#### Stored data entries:
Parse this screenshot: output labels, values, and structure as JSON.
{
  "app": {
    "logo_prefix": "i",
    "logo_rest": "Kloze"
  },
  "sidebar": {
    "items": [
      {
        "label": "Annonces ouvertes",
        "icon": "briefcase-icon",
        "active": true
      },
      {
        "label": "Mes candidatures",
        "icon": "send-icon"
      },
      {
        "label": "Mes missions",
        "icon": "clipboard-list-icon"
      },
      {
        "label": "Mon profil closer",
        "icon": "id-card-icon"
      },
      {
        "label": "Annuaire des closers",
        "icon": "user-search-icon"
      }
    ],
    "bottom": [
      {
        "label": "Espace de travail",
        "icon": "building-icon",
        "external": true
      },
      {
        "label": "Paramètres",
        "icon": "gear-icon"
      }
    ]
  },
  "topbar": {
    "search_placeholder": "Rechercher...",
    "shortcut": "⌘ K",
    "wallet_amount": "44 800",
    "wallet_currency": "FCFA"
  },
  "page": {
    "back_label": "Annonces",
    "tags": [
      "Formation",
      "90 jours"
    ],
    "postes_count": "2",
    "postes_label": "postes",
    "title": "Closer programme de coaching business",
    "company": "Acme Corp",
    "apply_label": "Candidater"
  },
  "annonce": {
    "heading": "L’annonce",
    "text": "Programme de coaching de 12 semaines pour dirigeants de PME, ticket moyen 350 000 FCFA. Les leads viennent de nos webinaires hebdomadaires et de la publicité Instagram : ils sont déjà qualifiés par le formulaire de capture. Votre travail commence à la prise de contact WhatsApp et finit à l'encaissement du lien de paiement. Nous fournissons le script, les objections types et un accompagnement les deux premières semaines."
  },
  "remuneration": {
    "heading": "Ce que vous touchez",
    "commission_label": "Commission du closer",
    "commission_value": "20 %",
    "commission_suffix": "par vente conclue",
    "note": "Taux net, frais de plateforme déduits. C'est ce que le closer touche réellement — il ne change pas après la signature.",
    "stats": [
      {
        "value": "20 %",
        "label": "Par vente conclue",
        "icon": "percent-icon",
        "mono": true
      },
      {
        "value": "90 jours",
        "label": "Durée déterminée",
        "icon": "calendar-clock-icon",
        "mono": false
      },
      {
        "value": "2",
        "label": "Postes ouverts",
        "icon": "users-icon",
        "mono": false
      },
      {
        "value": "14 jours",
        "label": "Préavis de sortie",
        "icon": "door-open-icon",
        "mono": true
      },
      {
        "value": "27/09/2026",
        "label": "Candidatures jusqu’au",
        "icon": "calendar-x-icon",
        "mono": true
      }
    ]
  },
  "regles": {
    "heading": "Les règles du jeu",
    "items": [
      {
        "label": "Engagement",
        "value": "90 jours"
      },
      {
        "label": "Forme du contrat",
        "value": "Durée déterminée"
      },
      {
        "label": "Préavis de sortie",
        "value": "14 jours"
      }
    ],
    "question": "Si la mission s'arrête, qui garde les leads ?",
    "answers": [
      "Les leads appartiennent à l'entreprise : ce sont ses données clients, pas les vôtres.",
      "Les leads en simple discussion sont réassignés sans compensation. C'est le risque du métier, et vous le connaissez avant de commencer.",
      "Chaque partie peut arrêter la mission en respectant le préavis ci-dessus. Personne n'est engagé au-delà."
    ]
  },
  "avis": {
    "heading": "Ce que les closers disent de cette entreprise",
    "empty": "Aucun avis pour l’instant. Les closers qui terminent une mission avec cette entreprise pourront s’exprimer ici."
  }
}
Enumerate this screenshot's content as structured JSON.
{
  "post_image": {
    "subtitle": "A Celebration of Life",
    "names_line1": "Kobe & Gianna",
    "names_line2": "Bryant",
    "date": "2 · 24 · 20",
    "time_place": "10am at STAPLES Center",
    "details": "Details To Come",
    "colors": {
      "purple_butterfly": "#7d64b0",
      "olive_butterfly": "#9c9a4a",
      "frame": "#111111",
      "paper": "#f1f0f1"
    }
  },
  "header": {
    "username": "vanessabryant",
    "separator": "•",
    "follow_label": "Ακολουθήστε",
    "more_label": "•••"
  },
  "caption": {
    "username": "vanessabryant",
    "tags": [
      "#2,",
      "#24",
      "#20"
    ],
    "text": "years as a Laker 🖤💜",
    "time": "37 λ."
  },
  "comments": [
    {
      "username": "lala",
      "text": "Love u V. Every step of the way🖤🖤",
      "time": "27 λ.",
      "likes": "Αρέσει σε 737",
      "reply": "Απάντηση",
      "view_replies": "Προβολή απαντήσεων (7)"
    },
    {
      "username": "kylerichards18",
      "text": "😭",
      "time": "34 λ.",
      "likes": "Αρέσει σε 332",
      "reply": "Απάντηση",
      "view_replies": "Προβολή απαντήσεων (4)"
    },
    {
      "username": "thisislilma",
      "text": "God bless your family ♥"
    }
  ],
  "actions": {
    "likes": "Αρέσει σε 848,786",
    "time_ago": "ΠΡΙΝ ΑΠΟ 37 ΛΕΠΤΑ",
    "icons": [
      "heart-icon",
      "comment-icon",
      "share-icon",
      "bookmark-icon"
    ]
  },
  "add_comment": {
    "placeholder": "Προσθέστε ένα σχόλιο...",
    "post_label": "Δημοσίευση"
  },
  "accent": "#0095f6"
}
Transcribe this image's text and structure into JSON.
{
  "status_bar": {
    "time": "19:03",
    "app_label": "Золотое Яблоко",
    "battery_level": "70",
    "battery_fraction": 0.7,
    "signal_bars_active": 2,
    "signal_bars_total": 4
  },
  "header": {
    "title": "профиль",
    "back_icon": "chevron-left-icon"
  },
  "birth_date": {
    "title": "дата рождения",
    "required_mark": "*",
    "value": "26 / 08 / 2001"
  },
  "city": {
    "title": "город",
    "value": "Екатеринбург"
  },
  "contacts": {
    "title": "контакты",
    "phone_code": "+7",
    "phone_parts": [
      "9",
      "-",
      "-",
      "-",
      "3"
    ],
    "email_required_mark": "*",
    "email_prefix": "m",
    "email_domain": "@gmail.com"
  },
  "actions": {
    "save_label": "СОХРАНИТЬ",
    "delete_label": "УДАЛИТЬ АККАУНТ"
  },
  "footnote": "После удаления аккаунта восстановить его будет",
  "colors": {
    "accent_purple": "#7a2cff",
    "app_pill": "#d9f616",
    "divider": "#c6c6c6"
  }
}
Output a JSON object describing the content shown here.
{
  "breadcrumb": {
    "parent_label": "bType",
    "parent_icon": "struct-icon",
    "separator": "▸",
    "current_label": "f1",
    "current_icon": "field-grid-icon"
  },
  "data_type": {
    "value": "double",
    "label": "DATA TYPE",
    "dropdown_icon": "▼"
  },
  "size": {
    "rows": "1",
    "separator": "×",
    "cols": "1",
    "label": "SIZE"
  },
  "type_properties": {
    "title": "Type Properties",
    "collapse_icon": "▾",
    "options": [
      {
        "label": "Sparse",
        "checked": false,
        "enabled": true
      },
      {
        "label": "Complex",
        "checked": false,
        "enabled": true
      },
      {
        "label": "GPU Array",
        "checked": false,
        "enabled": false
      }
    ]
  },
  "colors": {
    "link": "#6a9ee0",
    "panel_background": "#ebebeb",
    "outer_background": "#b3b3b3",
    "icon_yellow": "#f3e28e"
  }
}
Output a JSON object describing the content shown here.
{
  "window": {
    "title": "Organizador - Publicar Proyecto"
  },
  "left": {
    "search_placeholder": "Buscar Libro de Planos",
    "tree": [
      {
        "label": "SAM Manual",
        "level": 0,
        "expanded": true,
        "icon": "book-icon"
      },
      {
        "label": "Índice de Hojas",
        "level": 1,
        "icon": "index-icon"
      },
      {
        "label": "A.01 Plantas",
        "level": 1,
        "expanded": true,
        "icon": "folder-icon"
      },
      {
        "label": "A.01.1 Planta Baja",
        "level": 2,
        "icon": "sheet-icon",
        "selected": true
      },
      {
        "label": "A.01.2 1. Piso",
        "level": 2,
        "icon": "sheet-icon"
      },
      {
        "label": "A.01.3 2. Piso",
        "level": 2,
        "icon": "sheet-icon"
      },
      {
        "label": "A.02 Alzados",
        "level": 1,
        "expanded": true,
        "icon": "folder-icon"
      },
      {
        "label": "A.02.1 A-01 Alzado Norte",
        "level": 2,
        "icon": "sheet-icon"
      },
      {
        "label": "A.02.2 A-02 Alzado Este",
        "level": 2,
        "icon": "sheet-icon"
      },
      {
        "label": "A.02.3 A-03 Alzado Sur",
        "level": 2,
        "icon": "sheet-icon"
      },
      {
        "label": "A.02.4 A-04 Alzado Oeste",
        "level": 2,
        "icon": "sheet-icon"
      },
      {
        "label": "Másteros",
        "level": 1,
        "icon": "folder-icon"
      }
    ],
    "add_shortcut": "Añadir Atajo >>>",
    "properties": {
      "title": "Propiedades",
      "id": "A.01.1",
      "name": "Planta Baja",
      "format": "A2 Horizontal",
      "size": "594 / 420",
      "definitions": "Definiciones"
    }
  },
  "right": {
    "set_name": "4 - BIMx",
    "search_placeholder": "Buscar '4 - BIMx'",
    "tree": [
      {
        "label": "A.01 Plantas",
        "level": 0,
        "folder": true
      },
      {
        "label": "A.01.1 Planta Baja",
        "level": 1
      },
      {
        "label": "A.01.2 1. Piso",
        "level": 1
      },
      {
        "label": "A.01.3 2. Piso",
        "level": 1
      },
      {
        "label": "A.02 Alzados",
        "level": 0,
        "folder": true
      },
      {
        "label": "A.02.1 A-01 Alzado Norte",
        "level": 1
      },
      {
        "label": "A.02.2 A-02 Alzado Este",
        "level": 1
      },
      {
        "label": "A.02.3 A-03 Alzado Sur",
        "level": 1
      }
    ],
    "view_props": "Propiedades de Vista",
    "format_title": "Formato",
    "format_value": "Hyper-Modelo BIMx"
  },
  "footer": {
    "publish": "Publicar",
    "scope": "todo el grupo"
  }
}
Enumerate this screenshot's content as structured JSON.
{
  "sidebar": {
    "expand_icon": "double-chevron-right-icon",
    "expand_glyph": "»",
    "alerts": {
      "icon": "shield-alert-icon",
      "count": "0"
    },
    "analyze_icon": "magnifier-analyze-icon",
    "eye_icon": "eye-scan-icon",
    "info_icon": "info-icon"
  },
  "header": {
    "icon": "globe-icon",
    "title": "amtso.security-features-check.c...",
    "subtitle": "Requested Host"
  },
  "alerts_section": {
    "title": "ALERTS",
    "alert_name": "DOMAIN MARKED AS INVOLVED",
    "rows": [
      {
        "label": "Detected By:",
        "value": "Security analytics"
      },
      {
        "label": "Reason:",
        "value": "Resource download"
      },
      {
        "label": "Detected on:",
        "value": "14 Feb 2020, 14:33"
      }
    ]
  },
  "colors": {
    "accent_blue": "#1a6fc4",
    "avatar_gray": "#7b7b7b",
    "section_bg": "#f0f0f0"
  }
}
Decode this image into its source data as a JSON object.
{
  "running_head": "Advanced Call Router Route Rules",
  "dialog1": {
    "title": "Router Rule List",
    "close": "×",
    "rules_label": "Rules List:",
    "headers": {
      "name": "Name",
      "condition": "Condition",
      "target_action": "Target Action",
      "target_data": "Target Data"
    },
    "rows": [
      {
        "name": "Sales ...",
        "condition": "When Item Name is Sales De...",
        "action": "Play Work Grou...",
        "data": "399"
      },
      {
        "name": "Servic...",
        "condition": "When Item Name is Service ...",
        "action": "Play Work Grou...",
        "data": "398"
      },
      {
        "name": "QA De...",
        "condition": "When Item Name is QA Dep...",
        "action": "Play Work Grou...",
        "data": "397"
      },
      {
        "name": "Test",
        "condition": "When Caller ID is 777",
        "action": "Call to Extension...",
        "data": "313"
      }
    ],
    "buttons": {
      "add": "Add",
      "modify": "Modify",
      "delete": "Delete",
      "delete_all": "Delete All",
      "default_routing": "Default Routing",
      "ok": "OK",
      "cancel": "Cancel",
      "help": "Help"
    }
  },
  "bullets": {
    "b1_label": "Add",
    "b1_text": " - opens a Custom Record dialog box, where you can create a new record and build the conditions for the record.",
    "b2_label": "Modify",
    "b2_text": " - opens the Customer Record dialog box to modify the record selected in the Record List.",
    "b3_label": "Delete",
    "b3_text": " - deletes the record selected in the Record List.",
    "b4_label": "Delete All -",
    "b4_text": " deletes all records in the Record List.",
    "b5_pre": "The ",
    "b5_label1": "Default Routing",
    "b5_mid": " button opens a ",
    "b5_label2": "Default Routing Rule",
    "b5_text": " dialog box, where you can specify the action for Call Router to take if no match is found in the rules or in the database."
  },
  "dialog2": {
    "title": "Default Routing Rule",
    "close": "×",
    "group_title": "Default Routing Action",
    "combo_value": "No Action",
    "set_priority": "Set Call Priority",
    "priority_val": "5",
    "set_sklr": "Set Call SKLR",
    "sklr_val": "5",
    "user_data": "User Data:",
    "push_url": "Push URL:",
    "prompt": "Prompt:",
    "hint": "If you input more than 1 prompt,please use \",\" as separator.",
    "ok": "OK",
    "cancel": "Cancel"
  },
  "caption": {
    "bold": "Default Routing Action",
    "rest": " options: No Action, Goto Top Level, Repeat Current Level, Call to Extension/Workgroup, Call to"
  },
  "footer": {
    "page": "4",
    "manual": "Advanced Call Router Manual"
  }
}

#### What is needed:
How many of the lines above include the string "Durée"? Answer with the number only.

#### Written solution:
2